Task goal: Reproduce all the entries exactly.
** Begin Records to process **
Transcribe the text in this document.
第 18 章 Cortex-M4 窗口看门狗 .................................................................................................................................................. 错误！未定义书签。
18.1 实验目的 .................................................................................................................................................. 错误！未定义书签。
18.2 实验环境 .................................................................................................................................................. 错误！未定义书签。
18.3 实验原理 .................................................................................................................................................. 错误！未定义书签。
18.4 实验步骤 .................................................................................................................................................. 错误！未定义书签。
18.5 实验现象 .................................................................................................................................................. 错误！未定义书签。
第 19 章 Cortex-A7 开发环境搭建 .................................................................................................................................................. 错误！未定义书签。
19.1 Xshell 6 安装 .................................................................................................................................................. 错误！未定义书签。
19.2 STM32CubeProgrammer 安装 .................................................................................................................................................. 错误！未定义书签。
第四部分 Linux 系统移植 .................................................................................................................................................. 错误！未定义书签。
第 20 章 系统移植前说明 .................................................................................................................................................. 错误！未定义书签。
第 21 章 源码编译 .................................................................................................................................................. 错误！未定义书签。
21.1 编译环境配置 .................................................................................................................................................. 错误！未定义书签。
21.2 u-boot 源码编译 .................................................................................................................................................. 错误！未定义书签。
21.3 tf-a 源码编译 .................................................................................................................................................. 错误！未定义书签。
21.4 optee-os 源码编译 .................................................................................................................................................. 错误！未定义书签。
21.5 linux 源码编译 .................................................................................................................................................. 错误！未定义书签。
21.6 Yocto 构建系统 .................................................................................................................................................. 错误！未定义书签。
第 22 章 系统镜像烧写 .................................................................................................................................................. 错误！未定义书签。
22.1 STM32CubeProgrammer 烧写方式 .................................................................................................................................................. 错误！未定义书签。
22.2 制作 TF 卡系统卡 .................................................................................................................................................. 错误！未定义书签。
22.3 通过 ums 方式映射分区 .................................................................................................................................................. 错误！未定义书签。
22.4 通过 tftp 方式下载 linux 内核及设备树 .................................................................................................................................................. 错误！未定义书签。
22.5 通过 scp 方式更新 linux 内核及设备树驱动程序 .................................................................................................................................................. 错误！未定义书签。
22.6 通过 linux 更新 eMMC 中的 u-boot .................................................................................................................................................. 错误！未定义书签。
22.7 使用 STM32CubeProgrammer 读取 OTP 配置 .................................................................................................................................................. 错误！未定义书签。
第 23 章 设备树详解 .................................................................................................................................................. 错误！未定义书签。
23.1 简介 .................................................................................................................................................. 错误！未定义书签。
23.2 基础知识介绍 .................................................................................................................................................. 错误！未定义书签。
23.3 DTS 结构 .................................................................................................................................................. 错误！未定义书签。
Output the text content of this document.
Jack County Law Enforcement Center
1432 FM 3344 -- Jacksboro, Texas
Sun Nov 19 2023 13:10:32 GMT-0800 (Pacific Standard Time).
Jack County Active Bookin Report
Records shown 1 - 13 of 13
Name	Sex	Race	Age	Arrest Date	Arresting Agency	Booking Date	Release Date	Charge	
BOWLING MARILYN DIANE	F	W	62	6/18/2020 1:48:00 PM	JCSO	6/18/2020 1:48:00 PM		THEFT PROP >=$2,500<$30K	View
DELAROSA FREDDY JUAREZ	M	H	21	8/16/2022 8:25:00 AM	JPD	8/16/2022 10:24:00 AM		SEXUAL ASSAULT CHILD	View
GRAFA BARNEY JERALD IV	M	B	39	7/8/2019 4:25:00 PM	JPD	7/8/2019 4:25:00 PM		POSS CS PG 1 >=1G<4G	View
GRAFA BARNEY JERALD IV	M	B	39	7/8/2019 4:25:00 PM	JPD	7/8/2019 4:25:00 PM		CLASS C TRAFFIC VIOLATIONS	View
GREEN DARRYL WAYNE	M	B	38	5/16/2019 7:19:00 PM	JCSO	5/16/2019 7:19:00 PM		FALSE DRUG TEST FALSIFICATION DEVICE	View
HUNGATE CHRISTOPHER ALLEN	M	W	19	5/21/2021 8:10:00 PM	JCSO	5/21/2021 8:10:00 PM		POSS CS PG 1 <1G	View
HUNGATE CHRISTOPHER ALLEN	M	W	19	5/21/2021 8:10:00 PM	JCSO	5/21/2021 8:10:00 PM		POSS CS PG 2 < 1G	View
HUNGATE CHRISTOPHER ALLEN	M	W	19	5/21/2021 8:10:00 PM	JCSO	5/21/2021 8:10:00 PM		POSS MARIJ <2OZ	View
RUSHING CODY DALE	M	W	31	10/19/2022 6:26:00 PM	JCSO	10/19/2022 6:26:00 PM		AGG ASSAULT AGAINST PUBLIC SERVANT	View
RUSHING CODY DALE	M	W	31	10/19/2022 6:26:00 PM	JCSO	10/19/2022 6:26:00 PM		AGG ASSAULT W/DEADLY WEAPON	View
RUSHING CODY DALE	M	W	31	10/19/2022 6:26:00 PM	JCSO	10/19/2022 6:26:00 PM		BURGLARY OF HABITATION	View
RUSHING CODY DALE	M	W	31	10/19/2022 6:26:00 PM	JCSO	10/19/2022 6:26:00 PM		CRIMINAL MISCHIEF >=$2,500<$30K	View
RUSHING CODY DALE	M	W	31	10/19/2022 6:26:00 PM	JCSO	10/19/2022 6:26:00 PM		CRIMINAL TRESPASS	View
** End Records to process **
Task output:
Transcribe the text in this document.
第 18 章 Cortex-M4 窗口看门狗 .................................................................................................................................................. 错误！未定义书签。
18.1 实验目的 .................................................................................................................................................. 错误！未定义书签。
18.2 实验环境 .................................................................................................................................................. 错误！未定义书签。
18.3 实验原理 .................................................................................................................................................. 错误！未定义书签。
18.4 实验步骤 .................................................................................................................................................. 错误！未定义书签。
18.5 实验现象 .................................................................................................................................................. 错误！未定义书签。
第 19 章 Cortex-A7 开发环境搭建 .................................................................................................................................................. 错误！未定义书签。
19.1 Xshell 6 安装 .................................................................................................................................................. 错误！未定义书签。
19.2 STM32CubeProgrammer 安装 .................................................................................................................................................. 错误！未定义书签。
第四部分 Linux 系统移植 .................................................................................................................................................. 错误！未定义书签。
第 20 章 系统移植前说明 .................................................................................................................................................. 错误！未定义书签。
第 21 章 源码编译 .................................................................................................................................................. 错误！未定义书签。
21.1 编译环境配置 .................................................................................................................................................. 错误！未定义书签。
21.2 u-boot 源码编译 .................................................................................................................................................. 错误！未定义书签。
21.3 tf-a 源码编译 .................................................................................................................................................. 错误！未定义书签。
21.4 optee-os 源码编译 .................................................................................................................................................. 错误！未定义书签。
21.5 linux 源码编译 .................................................................................................................................................. 错误！未定义书签。
21.6 Yocto 构建系统 .................................................................................................................................................. 错误！未定义书签。
第 22 章 系统镜像烧写 .................................................................................................................................................. 错误！未定义书签。
22.1 STM32CubeProgrammer 烧写方式 .................................................................................................................................................. 错误！未定义书签。
22.2 制作 TF 卡系统卡 .................................................................................................................................................. 错误！未定义书签。
22.3 通过 ums 方式映射分区 .................................................................................................................................................. 错误！未定义书签。
22.4 通过 tftp 方式下载 linux 内核及设备树 .................................................................................................................................................. 错误！未定义书签。
22.5 通过 scp 方式更新 linux 内核及设备树驱动程序 .................................................................................................................................................. 错误！未定义书签。
22.6 通过 linux 更新 eMMC 中的 u-boot .................................................................................................................................................. 错误！未定义书签。
22.7 使用 STM32CubeProgrammer 读取 OTP 配置 .................................................................................................................................................. 错误！未定义书签。
第 23 章 设备树详解 .................................................................................................................................................. 错误！未定义书签。
23.1 简介 .................................................................................................................................................. 错误！未定义书签。
23.2 基础知识介绍 .................................................................................................................................................. 错误！未定义书签。
23.3 DTS 结构 .................................................................................................................................................. 错误！未定义书签。
Output the text content of this document.
Jack County Law Enforcement Center
1432 FM 3344 -- Jacksboro, Texas
Sun Nov 19 2023 13:10:32 GMT-0800 (Pacific Standard Time).
Jack County Active Bookin Report
Records shown 1 - 13 of 13
Name	Sex	Race	Age	Arrest Date	Arresting Agency	Booking Date	Release Date	Charge	
BOWLING MARILYN DIANE	F	W	62	6/18/2020 1:48:00 PM	JCSO	6/18/2020 1:48:00 PM		THEFT PROP >=$2,500<$30K	View
DELAROSA FREDDY JUAREZ	M	H	21	8/16/2022 8:25:00 AM	JPD	8/16/2022 10:24:00 AM		SEXUAL ASSAULT CHILD	View
GRAFA BARNEY JERALD IV	M	B	39	7/8/2019 4:25:00 PM	JPD	7/8/2019 4:25:00 PM		POSS CS PG 1 >=1G<4G	View
GRAFA BARNEY JERALD IV	M	B	39	7/8/2019 4:25:00 PM	JPD	7/8/2019 4:25:00 PM		CLASS C TRAFFIC VIOLATIONS	View
GREEN DARRYL WAYNE	M	B	38	5/16/2019 7:19:00 PM	JCSO	5/16/2019 7:19:00 PM		FALSE DRUG TEST FALSIFICATION DEVICE	View
HUNGATE CHRISTOPHER ALLEN	M	W	19	5/21/2021 8:10:00 PM	JCSO	5/21/2021 8:10:00 PM		POSS CS PG 1 <1G	View
HUNGATE CHRISTOPHER ALLEN	M	W	19	5/21/2021 8:10:00 PM	JCSO	5/21/2021 8:10:00 PM		POSS CS PG 2 < 1G	View
HUNGATE CHRISTOPHER ALLEN	M	W	19	5/21/2021 8:10:00 PM	JCSO	5/21/2021 8:10:00 PM		POSS MARIJ <2OZ	View
RUSHING CODY DALE	M	W	31	10/19/2022 6:26:00 PM	JCSO	10/19/2022 6:26:00 PM		AGG ASSAULT AGAINST PUBLIC SERVANT	View
RUSHING CODY DALE	M	W	31	10/19/2022 6:26:00 PM	JCSO	10/19/2022 6:26:00 PM		AGG ASSAULT W/DEADLY WEAPON	View
RUSHING CODY DALE	M	W	31	10/19/2022 6:26:00 PM	JCSO	10/19/2022 6:26:00 PM		BURGLARY OF HABITATION	View
RUSHING CODY DALE	M	W	31	10/19/2022 6:26:00 PM	JCSO	10/19/2022 6:26:00 PM		CRIMINAL MISCHIEF >=$2,500<$30K	View
RUSHING CODY DALE	M	W	31	10/19/2022 6:26:00 PM	JCSO	10/19/2022 6:26:00 PM		CRIMINAL TRESPASS	View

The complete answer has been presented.